Problem details:
Transcribe every entry word for word, leaving out all images.

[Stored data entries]
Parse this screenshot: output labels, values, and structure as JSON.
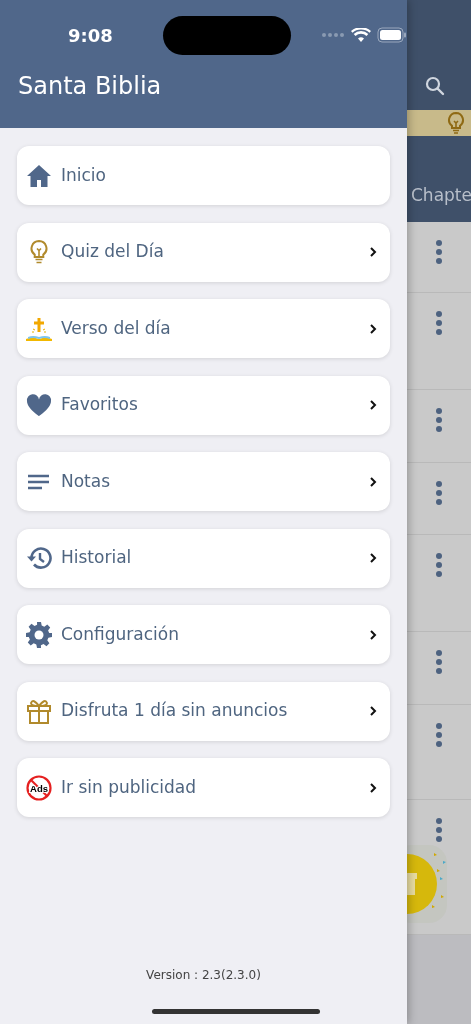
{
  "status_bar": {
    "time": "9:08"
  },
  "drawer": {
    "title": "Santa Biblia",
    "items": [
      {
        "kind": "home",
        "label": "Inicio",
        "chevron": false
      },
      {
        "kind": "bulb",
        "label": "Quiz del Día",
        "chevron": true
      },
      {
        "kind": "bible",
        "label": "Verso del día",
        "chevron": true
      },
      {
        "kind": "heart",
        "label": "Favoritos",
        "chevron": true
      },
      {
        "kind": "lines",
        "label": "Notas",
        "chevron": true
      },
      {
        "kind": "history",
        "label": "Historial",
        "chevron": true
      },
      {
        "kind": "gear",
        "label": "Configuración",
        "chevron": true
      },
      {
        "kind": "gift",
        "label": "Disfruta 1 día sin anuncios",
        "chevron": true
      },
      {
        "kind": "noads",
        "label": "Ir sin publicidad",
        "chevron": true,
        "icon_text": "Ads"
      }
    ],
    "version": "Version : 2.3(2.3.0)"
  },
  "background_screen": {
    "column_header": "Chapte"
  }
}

In response:
Parse this screenshot: output labels, values, and structure as JSON.
{
  "status_bar": {
    "time": "9:08"
  },
  "drawer": {
    "title": "Santa Biblia",
    "items": [
      {
        "kind": "home",
        "label": "Inicio",
        "chevron": false
      },
      {
        "kind": "bulb",
        "label": "Quiz del Día",
        "chevron": true
      },
      {
        "kind": "bible",
        "label": "Verso del día",
        "chevron": true
      },
      {
        "kind": "heart",
        "label": "Favoritos",
        "chevron": true
      },
      {
        "kind": "lines",
        "label": "Notas",
        "chevron": true
      },
      {
        "kind": "history",
        "label": "Historial",
        "chevron": true
      },
      {
        "kind": "gear",
        "label": "Configuración",
        "chevron": true
      },
      {
        "kind": "gift",
        "label": "Disfruta 1 día sin anuncios",
        "chevron": true
      },
      {
        "kind": "noads",
        "label": "Ir sin publicidad",
        "chevron": true,
        "icon_text": "Ads"
      }
    ],
    "version": "Version : 2.3(2.3.0)"
  },
  "background_screen": {
    "column_header": "Chapte"
  }
}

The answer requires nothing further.